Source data

########################################

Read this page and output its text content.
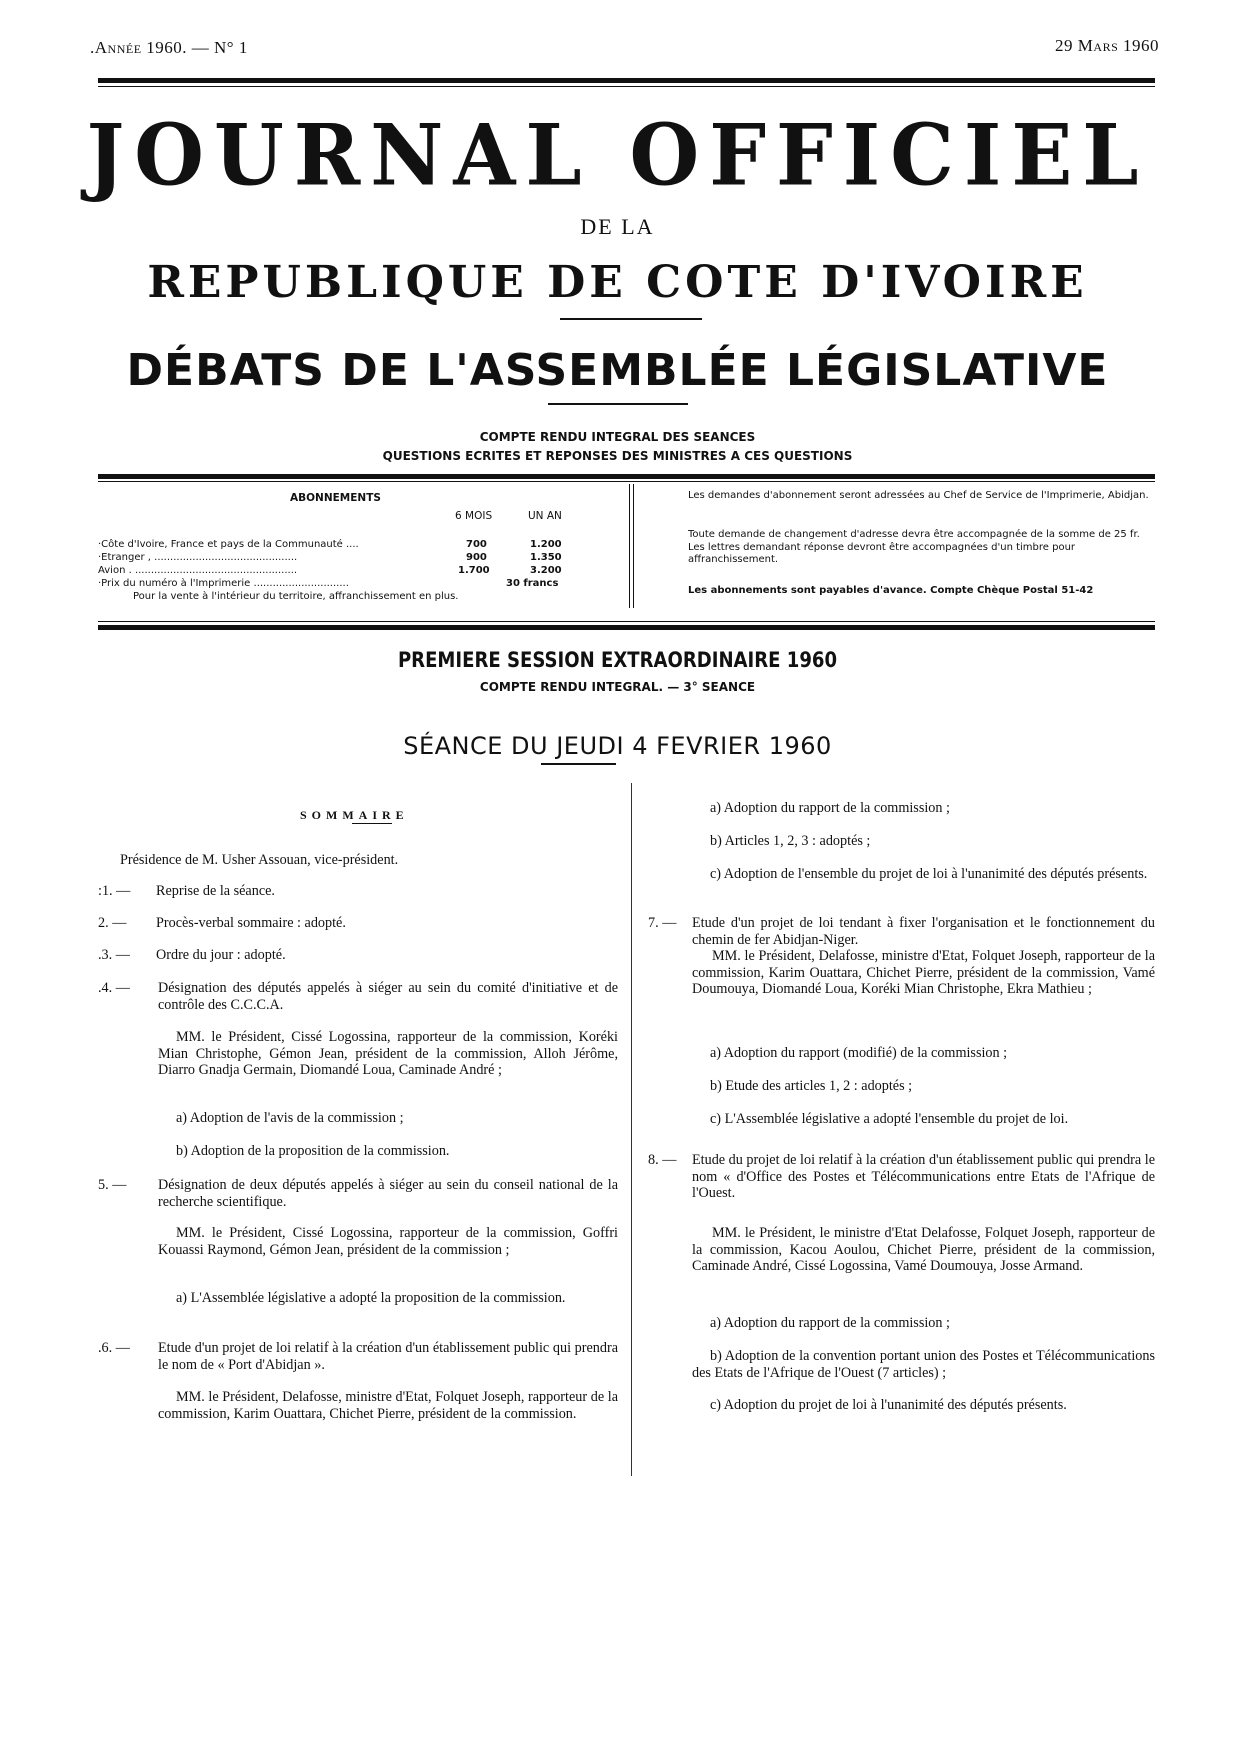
.Année 1960. — N° 1	29 Mars 1960
JOURNAL OFFICIEL
DE LA
REPUBLIQUE DE COTE D'IVOIRE
DÉBATS DE L'ASSEMBLÉE LÉGISLATIVE
COMPTE RENDU INTEGRAL DES SEANCES
QUESTIONS ECRITES ET REPONSES DES MINISTRES A CES QUESTIONS
ABONNEMENTS
6 MOIS	UN AN
·Côte d'Ivoire, France et pays de la Communauté ....	700	1.200
·Etranger , .............................................	900	1.350
Avion . ...................................................	1.700	3.200
·Prix du numéro à l'Imprimerie ..............................	30 francs
Pour la vente à l'intérieur du territoire, affranchissement en plus.
Les demandes d'abonnement seront adressées au Chef de Service de l'Imprimerie, Abidjan.
Toute demande de changement d'adresse devra être accompagnée de la somme de 25 fr. Les lettres demandant réponse devront être accompagnées d'un timbre pour affranchissement.
Les abonnements sont payables d'avance. Compte Chèque Postal 51-42
PREMIERE SESSION EXTRAORDINAIRE 1960
COMPTE RENDU INTEGRAL. — 3° SEANCE
SÉANCE DU JEUDI 4 FEVRIER 1960
SOMMAIRE
Présidence de M. Usher Assouan, vice-président.
:1. — Reprise de la séance.
2. — Procès-verbal sommaire : adopté.
.3. — Ordre du jour : adopté.
.4. —	Désignation des députés appelés à siéger au sein du comité d'initiative et de contrôle des C.C.C.A.
MM. le Président, Cissé Logossina, rapporteur de la commission, Koréki Mian Christophe, Gémon Jean, président de la commission, Alloh Jérôme, Diarro Gnadja Germain, Diomandé Loua, Caminade André ;
a) Adoption de l'avis de la commission ;
b) Adoption de la proposition de la commission.
5. —	Désignation de deux députés appelés à siéger au sein du conseil national de la recherche scientifique.
MM. le Président, Cissé Logossina, rapporteur de la commission, Goffri Kouassi Raymond, Gémon Jean, président de la commission ;
a) L'Assemblée législative a adopté la proposition de la commission.
.6. —	Etude d'un projet de loi relatif à la création d'un établissement public qui prendra le nom de « Port d'Abidjan ».
MM. le Président, Delafosse, ministre d'Etat, Folquet Joseph, rapporteur de la commission, Karim Ouattara, Chichet Pierre, président de la commission.
a) Adoption du rapport de la commission ;
b) Articles 1, 2, 3 : adoptés ;
c) Adoption de l'ensemble du projet de loi à l'unanimité des députés présents.
7. —	Etude d'un projet de loi tendant à fixer l'organisation et le fonctionnement du chemin de fer Abidjan-Niger.
MM. le Président, Delafosse, ministre d'Etat, Folquet Joseph, rapporteur de la commission, Karim Ouattara, Chichet Pierre, président de la commission, Vamé Doumouya, Diomandé Loua, Koréki Mian Christophe, Ekra Mathieu ;
a) Adoption du rapport (modifié) de la commission ;
b) Etude des articles 1, 2 : adoptés ;
c) L'Assemblée législative a adopté l'ensemble du projet de loi.
8. —	Etude du projet de loi relatif à la création d'un établissement public qui prendra le nom « d'Office des Postes et Télécommunications entre Etats de l'Afrique de l'Ouest.
MM. le Président, le ministre d'Etat Delafosse, Folquet Joseph, rapporteur de la commission, Kacou Aoulou, Chichet Pierre, président de la commission, Caminade André, Cissé Logossina, Vamé Doumouya, Josse Armand.
a) Adoption du rapport de la commission ;
b) Adoption de la convention portant union des Postes et Télécommunications des Etats de l'Afrique de l'Ouest (7 articles) ;
c) Adoption du projet de loi à l'unanimité des députés présents.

########################################

#### Instructions for the task
Extract the text of all the records above verbatim, excluding pictures.

#### Answer to this problem
Read this page and output its text content.
.Année 1960. — N° 1	29 Mars 1960
JOURNAL OFFICIEL
DE LA
REPUBLIQUE DE COTE D'IVOIRE
DÉBATS DE L'ASSEMBLÉE LÉGISLATIVE
COMPTE RENDU INTEGRAL DES SEANCES
QUESTIONS ECRITES ET REPONSES DES MINISTRES A CES QUESTIONS
ABONNEMENTS
6 MOIS	UN AN
·Côte d'Ivoire, France et pays de la Communauté ....	700	1.200
·Etranger , .............................................	900	1.350
Avion . ...................................................	1.700	3.200
·Prix du numéro à l'Imprimerie ..............................	30 francs
Pour la vente à l'intérieur du territoire, affranchissement en plus.
Les demandes d'abonnement seront adressées au Chef de Service de l'Imprimerie, Abidjan.
Toute demande de changement d'adresse devra être accompagnée de la somme de 25 fr. Les lettres demandant réponse devront être accompagnées d'un timbre pour affranchissement.
Les abonnements sont payables d'avance. Compte Chèque Postal 51-42
PREMIERE SESSION EXTRAORDINAIRE 1960
COMPTE RENDU INTEGRAL. — 3° SEANCE
SÉANCE DU JEUDI 4 FEVRIER 1960
SOMMAIRE
Présidence de M. Usher Assouan, vice-président.
:1. — Reprise de la séance.
2. — Procès-verbal sommaire : adopté.
.3. — Ordre du jour : adopté.
.4. —	Désignation des députés appelés à siéger au sein du comité d'initiative et de contrôle des C.C.C.A.
MM. le Président, Cissé Logossina, rapporteur de la commission, Koréki Mian Christophe, Gémon Jean, président de la commission, Alloh Jérôme, Diarro Gnadja Germain, Diomandé Loua, Caminade André ;
a) Adoption de l'avis de la commission ;
b) Adoption de la proposition de la commission.
5. —	Désignation de deux députés appelés à siéger au sein du conseil national de la recherche scientifique.
MM. le Président, Cissé Logossina, rapporteur de la commission, Goffri Kouassi Raymond, Gémon Jean, président de la commission ;
a) L'Assemblée législative a adopté la proposition de la commission.
.6. —	Etude d'un projet de loi relatif à la création d'un établissement public qui prendra le nom de « Port d'Abidjan ».
MM. le Président, Delafosse, ministre d'Etat, Folquet Joseph, rapporteur de la commission, Karim Ouattara, Chichet Pierre, président de la commission.
a) Adoption du rapport de la commission ;
b) Articles 1, 2, 3 : adoptés ;
c) Adoption de l'ensemble du projet de loi à l'unanimité des députés présents.
7. —	Etude d'un projet de loi tendant à fixer l'organisation et le fonctionnement du chemin de fer Abidjan-Niger.
MM. le Président, Delafosse, ministre d'Etat, Folquet Joseph, rapporteur de la commission, Karim Ouattara, Chichet Pierre, président de la commission, Vamé Doumouya, Diomandé Loua, Koréki Mian Christophe, Ekra Mathieu ;
a) Adoption du rapport (modifié) de la commission ;
b) Etude des articles 1, 2 : adoptés ;
c) L'Assemblée législative a adopté l'ensemble du projet de loi.
8. —	Etude du projet de loi relatif à la création d'un établissement public qui prendra le nom « d'Office des Postes et Télécommunications entre Etats de l'Afrique de l'Ouest.
MM. le Président, le ministre d'Etat Delafosse, Folquet Joseph, rapporteur de la commission, Kacou Aoulou, Chichet Pierre, président de la commission, Caminade André, Cissé Logossina, Vamé Doumouya, Josse Armand.
a) Adoption du rapport de la commission ;
b) Adoption de la convention portant union des Postes et Télécommunications des Etats de l'Afrique de l'Ouest (7 articles) ;
c) Adoption du projet de loi à l'unanimité des députés présents.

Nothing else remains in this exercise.